Cricinfo also began updating scorecards of historical matches, which eventually formed the foundation of StatsGuru, the statistics archive of Cricinfo. Cricinfo moved from IRC to a Gopher-based system at the University of Minnesota, and later to the World Wide Web. The domain name Cricinfo.com was registered in 1995. King organized the early teams, and designed the database and the structure of the website. Cricinfo partnered with Real Broadcast Networks to provide one of the earliest online streams of cricket matches.

Cricinfo became the official site for providing scores and live updates for the 1996 Cricket World Cup. It was incorporated as a company in the United Kingdom in 1997, and King and Badri Seshadri became its first directors. Initial funding for the company came from volunteers, and the International Cricket Council (ICC). In 1998, Sportal invested in the company, after which it was funded through advertising revenue and sponsorships. The company managed the official websites of Cricket South Africa and Zimbabwe Cricket.

Your assignment
Pick up the Cricinfo history passage after its final sentence and continue it in the same style.

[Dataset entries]
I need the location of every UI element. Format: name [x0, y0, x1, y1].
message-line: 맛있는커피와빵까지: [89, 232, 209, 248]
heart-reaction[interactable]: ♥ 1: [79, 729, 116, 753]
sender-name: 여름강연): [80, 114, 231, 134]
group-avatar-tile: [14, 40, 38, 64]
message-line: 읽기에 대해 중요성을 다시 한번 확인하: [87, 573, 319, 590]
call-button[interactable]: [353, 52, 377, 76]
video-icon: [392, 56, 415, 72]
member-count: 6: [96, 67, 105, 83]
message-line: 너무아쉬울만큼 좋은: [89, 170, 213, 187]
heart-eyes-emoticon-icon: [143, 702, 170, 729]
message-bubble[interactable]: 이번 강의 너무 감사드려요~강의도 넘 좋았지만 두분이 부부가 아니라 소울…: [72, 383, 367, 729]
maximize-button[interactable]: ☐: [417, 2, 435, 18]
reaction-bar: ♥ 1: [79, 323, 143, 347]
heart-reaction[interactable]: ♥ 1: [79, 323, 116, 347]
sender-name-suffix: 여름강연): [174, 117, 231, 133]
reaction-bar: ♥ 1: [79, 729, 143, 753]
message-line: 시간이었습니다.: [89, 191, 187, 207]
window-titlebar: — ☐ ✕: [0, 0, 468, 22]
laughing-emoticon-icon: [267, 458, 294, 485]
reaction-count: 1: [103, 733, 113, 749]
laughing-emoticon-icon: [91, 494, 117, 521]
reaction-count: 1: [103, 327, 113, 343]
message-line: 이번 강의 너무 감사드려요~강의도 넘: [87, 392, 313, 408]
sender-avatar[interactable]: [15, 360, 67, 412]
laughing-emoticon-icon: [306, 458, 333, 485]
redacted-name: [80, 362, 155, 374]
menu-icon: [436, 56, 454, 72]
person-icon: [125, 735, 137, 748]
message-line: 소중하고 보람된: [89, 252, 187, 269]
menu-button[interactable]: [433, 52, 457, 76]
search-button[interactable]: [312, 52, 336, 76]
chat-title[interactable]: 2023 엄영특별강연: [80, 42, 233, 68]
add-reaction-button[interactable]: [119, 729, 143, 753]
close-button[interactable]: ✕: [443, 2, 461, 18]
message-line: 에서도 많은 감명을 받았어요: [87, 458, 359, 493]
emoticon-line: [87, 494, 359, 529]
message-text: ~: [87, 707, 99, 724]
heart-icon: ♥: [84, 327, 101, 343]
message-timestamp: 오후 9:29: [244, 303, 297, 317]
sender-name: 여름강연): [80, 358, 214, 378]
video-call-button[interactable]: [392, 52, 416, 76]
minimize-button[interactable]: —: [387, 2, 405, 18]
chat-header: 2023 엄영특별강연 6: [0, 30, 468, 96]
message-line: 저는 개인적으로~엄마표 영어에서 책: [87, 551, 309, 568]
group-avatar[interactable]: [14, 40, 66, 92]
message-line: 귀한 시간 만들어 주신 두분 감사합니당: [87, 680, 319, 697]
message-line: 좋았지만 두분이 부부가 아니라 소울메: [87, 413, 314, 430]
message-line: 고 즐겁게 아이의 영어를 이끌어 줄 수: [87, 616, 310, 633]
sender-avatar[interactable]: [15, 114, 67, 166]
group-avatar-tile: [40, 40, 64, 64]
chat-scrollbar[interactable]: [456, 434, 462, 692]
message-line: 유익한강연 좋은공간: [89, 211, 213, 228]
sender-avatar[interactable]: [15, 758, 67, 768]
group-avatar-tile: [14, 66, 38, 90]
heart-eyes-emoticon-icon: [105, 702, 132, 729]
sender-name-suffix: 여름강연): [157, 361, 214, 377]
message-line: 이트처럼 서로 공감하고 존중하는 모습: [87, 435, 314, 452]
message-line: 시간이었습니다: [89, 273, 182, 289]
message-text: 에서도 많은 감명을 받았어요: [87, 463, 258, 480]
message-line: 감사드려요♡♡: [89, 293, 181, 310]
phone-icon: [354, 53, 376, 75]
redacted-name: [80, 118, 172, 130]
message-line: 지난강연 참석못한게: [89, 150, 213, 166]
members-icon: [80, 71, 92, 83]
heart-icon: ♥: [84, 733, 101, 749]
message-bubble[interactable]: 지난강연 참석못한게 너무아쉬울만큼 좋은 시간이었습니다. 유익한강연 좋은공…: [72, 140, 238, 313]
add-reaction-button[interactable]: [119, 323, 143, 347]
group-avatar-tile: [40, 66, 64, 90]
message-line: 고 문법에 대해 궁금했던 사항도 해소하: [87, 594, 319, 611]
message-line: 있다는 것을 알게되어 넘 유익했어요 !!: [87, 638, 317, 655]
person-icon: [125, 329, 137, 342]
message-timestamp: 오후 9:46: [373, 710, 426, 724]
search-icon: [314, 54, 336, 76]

Output for this exercise
=== Growth and acquisition by Wisden (2000–2006) ===
Cricinfo experienced significant growth in the late 1990s during the peak of the dotcom boom, and in 2000, Satyam Infoway bought a 25% stake in the company for $37 million. In 2000, the company was estimated to be worth $150 million; however it faced difficulties the following year as a result of the dotcom crash. Cricinfo was named as the title sponsor of the 2000 Women's Cricket World Cup by the ICC. In 2001, The Ashes cricket tournament was streamed on the website. Later that year, Cricinfo recorded more than one billion pageviews for the year.

In 2003, Wisden Group acquired a two-thirds stake in Cricinfo for an estimated $3 million, and merged the operations of Wisden Online with Cricinfo. In December 2005, Wisden re-launched its recently discontinued Wisden Asia Cricket magazine as Cricinfo Magazine, a magazine dedicated to coverage of Indian cricket. In 2006, the company had a reported annual revenue of £3m.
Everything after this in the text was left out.